_SET PROBLEM_
Count how many lines contain the word "zhaopin". Please give only the number.

_Records about charts and figures_

»»

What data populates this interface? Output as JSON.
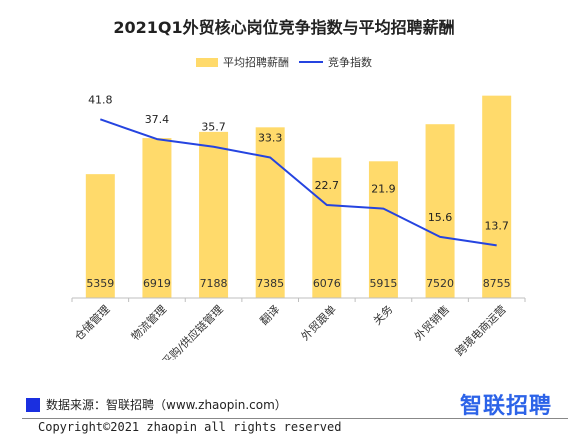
{
  "colors": {
    "bar": "#FFDA6B",
    "line": "#2544E0",
    "logo": "#2C63E8",
    "source_square": "#1A2FE0"
  },
  "chart_data": {
    "type": "bar",
    "title": "2021Q1外贸核心岗位竞争指数与平均招聘薪酬",
    "categories": [
      "仓储管理",
      "物流管理",
      "采购/供应链管理",
      "翻译",
      "外贸跟单",
      "关务",
      "外贸销售",
      "跨境电商运营"
    ],
    "series": [
      {
        "name": "平均招聘薪酬",
        "type": "bar",
        "values": [
          5359,
          6919,
          7188,
          7385,
          6076,
          5915,
          7520,
          8755
        ]
      },
      {
        "name": "竞争指数",
        "type": "line",
        "values": [
          41.8,
          37.4,
          35.7,
          33.3,
          22.7,
          21.9,
          15.6,
          13.7
        ]
      }
    ],
    "legend_position": "top-center",
    "grid": false
  },
  "footer": {
    "source": "数据来源：智联招聘（www.zhaopin.com）",
    "logo": "智联招聘",
    "copyright": "Copyright©2021 zhaopin all rights reserved"
  }
}
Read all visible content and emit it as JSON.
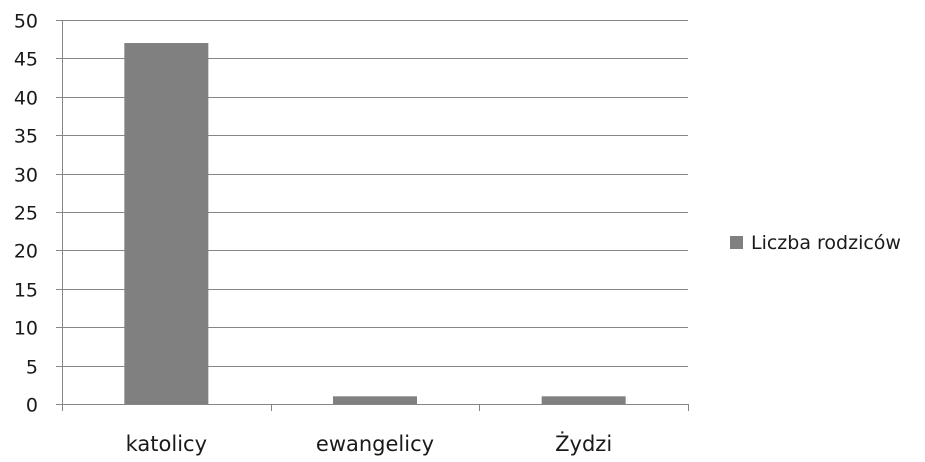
{
  "chart_data": {
    "type": "bar",
    "categories": [
      "katolicy",
      "ewangelicy",
      "Żydzi"
    ],
    "series": [
      {
        "name": "Liczba rodziców",
        "values": [
          47,
          1,
          1
        ],
        "color": "#808080"
      }
    ],
    "ylim": [
      0,
      50
    ],
    "yticks": [
      0,
      5,
      10,
      15,
      20,
      25,
      30,
      35,
      40,
      45,
      50
    ],
    "grid": true,
    "legend_position": "right",
    "gridline_color": "#868686",
    "axis_color": "#868686"
  }
}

««

_FINAL RESULT_
2